» WORK INSTRUCTIONS
Without including any pictures, write out all the entries exactly.

» TASK DATA
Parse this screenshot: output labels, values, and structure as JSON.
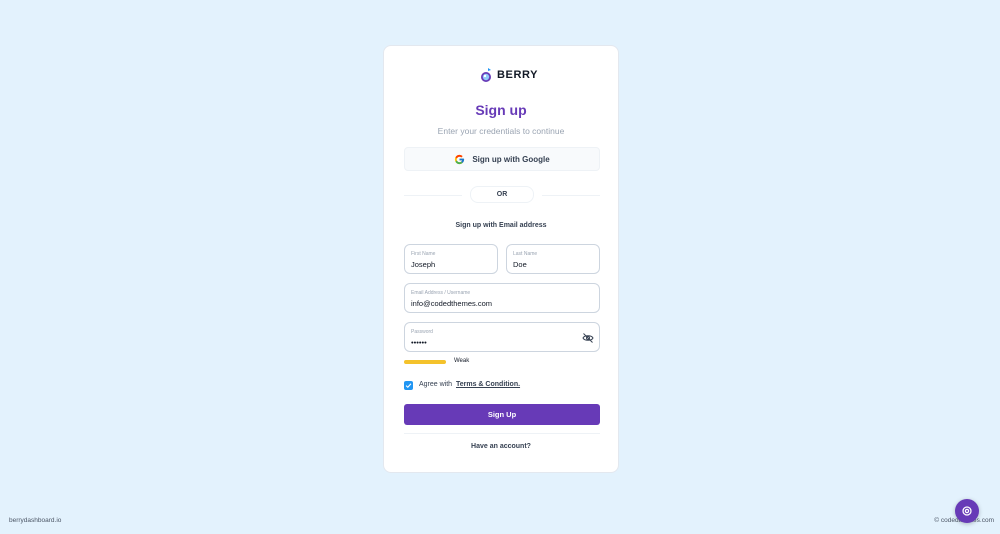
{
  "brand": {
    "name": "BERRY",
    "accent_color": "#673ab7",
    "logo_icon": "berry-logo-icon"
  },
  "auth": {
    "title": "Sign up",
    "subtitle": "Enter your credentials to continue",
    "google_button_label": "Sign up with Google",
    "google_icon": "google-icon",
    "or_label": "OR",
    "email_signup_label": "Sign up with Email address",
    "fields": {
      "first_name": {
        "label": "First Name",
        "value": "Joseph"
      },
      "last_name": {
        "label": "Last Name",
        "value": "Doe"
      },
      "email": {
        "label": "Email Address / Username",
        "value": "info@codedthemes.com"
      },
      "password": {
        "label": "Password",
        "value": "••••••",
        "toggle_icon": "eye-off-icon"
      }
    },
    "password_strength": {
      "label": "Weak",
      "color": "#f4c22b",
      "level": 0.2
    },
    "agree": {
      "checked": true,
      "text": "Agree with",
      "link_label": "Terms & Condition."
    },
    "submit_label": "Sign Up",
    "have_account_label": "Have an account?"
  },
  "footer": {
    "left_link": "berrydashboard.io",
    "right_text": "© codedthemes.com"
  },
  "fab": {
    "icon": "settings-icon"
  }
}
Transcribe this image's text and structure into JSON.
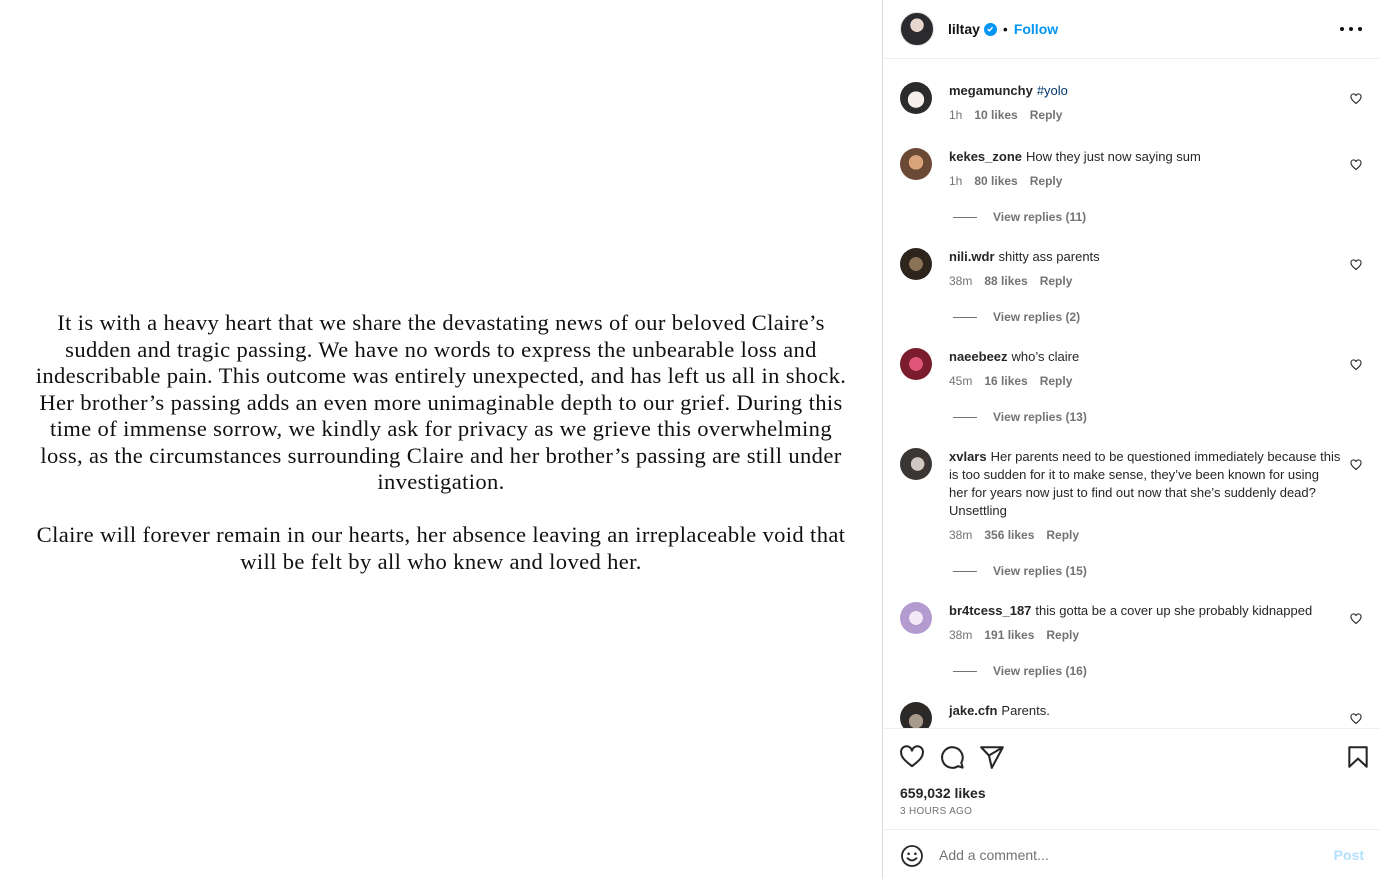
{
  "post": {
    "paragraphs": [
      "It is with a heavy heart that we share the devastating news of our beloved Claire’s sudden and tragic passing. We have no words to express the unbearable loss and indescribable pain. This outcome was entirely unexpected, and has left us all in shock. Her brother’s passing adds an even more unimaginable depth to our grief. During this time of immense sorrow, we kindly ask for privacy as we grieve this overwhelming loss, as the circumstances surrounding Claire and her brother’s passing are still under investigation.",
      "Claire will forever remain in our hearts, her absence leaving an irreplaceable void that will be felt by all who knew and loved her."
    ]
  },
  "header": {
    "username": "liltay",
    "separator": "•",
    "follow_label": "Follow"
  },
  "comments": [
    {
      "username": "megamunchy",
      "text": "",
      "hashtag": "#yolo",
      "time": "1h",
      "likes": "10 likes",
      "reply": "Reply"
    },
    {
      "username": "kekes_zone",
      "text": "How they just now saying sum",
      "time": "1h",
      "likes": "80 likes",
      "reply": "Reply",
      "view_replies": "View replies (11)"
    },
    {
      "username": "nili.wdr",
      "text": "shitty ass parents",
      "time": "38m",
      "likes": "88 likes",
      "reply": "Reply",
      "view_replies": "View replies (2)"
    },
    {
      "username": "naeebeez",
      "text": "who’s claire",
      "time": "45m",
      "likes": "16 likes",
      "reply": "Reply",
      "view_replies": "View replies (13)"
    },
    {
      "username": "xvlars",
      "text": "Her parents need to be questioned immediately because this is too sudden for it to make sense, they’ve been known for using her for years now just to find out now that she’s suddenly dead? Unsettling",
      "time": "38m",
      "likes": "356 likes",
      "reply": "Reply",
      "view_replies": "View replies (15)"
    },
    {
      "username": "br4tcess_187",
      "text": "this gotta be a cover up she probably kidnapped",
      "time": "38m",
      "likes": "191 likes",
      "reply": "Reply",
      "view_replies": "View replies (16)"
    },
    {
      "username": "jake.cfn",
      "text": "Parents."
    }
  ],
  "footer": {
    "likes": "659,032 likes",
    "time": "3 HOURS AGO",
    "comment_placeholder": "Add a comment...",
    "post_label": "Post"
  },
  "icons": {
    "header": [
      "avatar",
      "verified-badge-icon",
      "more-options-icon"
    ],
    "actions": [
      "heart-icon",
      "comment-icon",
      "share-icon",
      "bookmark-icon"
    ],
    "input": "emoji-icon"
  },
  "colors": {
    "accent": "#0095f6",
    "post_disabled": "#b2dffc",
    "muted_text": "#737373"
  }
}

» SOLUTION FOR THIS EXERCISE
Parse this screenshot: output labels, values, and structure as JSON.
{
  "brand": {
    "name": "BERRY",
    "accent_color": "#673ab7",
    "logo_icon": "berry-logo-icon"
  },
  "auth": {
    "title": "Sign up",
    "subtitle": "Enter your credentials to continue",
    "google_button_label": "Sign up with Google",
    "google_icon": "google-icon",
    "or_label": "OR",
    "email_signup_label": "Sign up with Email address",
    "fields": {
      "first_name": {
        "label": "First Name",
        "value": "Joseph"
      },
      "last_name": {
        "label": "Last Name",
        "value": "Doe"
      },
      "email": {
        "label": "Email Address / Username",
        "value": "info@codedthemes.com"
      },
      "password": {
        "label": "Password",
        "value": "••••••",
        "toggle_icon": "eye-off-icon"
      }
    },
    "password_strength": {
      "label": "Weak",
      "color": "#f4c22b",
      "level": 0.2
    },
    "agree": {
      "checked": true,
      "text": "Agree with",
      "link_label": "Terms & Condition."
    },
    "submit_label": "Sign Up",
    "have_account_label": "Have an account?"
  },
  "footer": {
    "left_link": "berrydashboard.io",
    "right_text": "© codedthemes.com"
  },
  "fab": {
    "icon": "settings-icon"
  }
}
Transcribe this image's text and structure into JSON.
{
  "post": {
    "paragraphs": [
      "It is with a heavy heart that we share the devastating news of our beloved Claire’s sudden and tragic passing. We have no words to express the unbearable loss and indescribable pain. This outcome was entirely unexpected, and has left us all in shock. Her brother’s passing adds an even more unimaginable depth to our grief. During this time of immense sorrow, we kindly ask for privacy as we grieve this overwhelming loss, as the circumstances surrounding Claire and her brother’s passing are still under investigation.",
      "Claire will forever remain in our hearts, her absence leaving an irreplaceable void that will be felt by all who knew and loved her."
    ]
  },
  "header": {
    "username": "liltay",
    "separator": "•",
    "follow_label": "Follow"
  },
  "comments": [
    {
      "username": "megamunchy",
      "text": "",
      "hashtag": "#yolo",
      "time": "1h",
      "likes": "10 likes",
      "reply": "Reply"
    },
    {
      "username": "kekes_zone",
      "text": "How they just now saying sum",
      "time": "1h",
      "likes": "80 likes",
      "reply": "Reply",
      "view_replies": "View replies (11)"
    },
    {
      "username": "nili.wdr",
      "text": "shitty ass parents",
      "time": "38m",
      "likes": "88 likes",
      "reply": "Reply",
      "view_replies": "View replies (2)"
    },
    {
      "username": "naeebeez",
      "text": "who’s claire",
      "time": "45m",
      "likes": "16 likes",
      "reply": "Reply",
      "view_replies": "View replies (13)"
    },
    {
      "username": "xvlars",
      "text": "Her parents need to be questioned immediately because this is too sudden for it to make sense, they’ve been known for using her for years now just to find out now that she’s suddenly dead? Unsettling",
      "time": "38m",
      "likes": "356 likes",
      "reply": "Reply",
      "view_replies": "View replies (15)"
    },
    {
      "username": "br4tcess_187",
      "text": "this gotta be a cover up she probably kidnapped",
      "time": "38m",
      "likes": "191 likes",
      "reply": "Reply",
      "view_replies": "View replies (16)"
    },
    {
      "username": "jake.cfn",
      "text": "Parents."
    }
  ],
  "footer": {
    "likes": "659,032 likes",
    "time": "3 HOURS AGO",
    "comment_placeholder": "Add a comment...",
    "post_label": "Post"
  },
  "icons": {
    "header": [
      "avatar",
      "verified-badge-icon",
      "more-options-icon"
    ],
    "actions": [
      "heart-icon",
      "comment-icon",
      "share-icon",
      "bookmark-icon"
    ],
    "input": "emoji-icon"
  },
  "colors": {
    "accent": "#0095f6",
    "post_disabled": "#b2dffc",
    "muted_text": "#737373"
  }
}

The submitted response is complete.